INPUT:

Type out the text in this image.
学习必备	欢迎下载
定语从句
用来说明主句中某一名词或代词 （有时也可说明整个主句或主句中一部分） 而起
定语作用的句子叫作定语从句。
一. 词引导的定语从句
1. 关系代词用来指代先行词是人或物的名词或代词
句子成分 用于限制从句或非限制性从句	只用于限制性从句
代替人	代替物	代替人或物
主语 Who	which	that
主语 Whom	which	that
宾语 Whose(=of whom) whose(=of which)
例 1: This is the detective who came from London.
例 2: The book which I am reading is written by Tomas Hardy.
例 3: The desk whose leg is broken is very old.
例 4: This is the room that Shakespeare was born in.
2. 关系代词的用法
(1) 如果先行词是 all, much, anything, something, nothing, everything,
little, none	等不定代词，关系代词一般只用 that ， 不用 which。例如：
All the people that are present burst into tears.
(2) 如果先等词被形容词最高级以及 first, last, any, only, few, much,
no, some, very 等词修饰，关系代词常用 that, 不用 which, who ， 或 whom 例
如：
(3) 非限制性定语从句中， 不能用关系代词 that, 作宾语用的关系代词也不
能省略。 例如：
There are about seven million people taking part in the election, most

EXERCISE INSTRUCTIONS:
Extract every record. Keep wording exact.

FULL RESPONSE:
Type out the text in this image.
学习必备	欢迎下载
定语从句
用来说明主句中某一名词或代词 （有时也可说明整个主句或主句中一部分） 而起
定语作用的句子叫作定语从句。
一. 词引导的定语从句
1. 关系代词用来指代先行词是人或物的名词或代词
句子成分 用于限制从句或非限制性从句	只用于限制性从句
代替人	代替物	代替人或物
主语 Who	which	that
主语 Whom	which	that
宾语 Whose(=of whom) whose(=of which)
例 1: This is the detective who came from London.
例 2: The book which I am reading is written by Tomas Hardy.
例 3: The desk whose leg is broken is very old.
例 4: This is the room that Shakespeare was born in.
2. 关系代词的用法
(1) 如果先行词是 all, much, anything, something, nothing, everything,
little, none	等不定代词，关系代词一般只用 that ， 不用 which。例如：
All the people that are present burst into tears.
(2) 如果先等词被形容词最高级以及 first, last, any, only, few, much,
no, some, very 等词修饰，关系代词常用 that, 不用 which, who ， 或 whom 例
如：
(3) 非限制性定语从句中， 不能用关系代词 that, 作宾语用的关系代词也不
能省略。 例如：
There are about seven million people taking part in the election, most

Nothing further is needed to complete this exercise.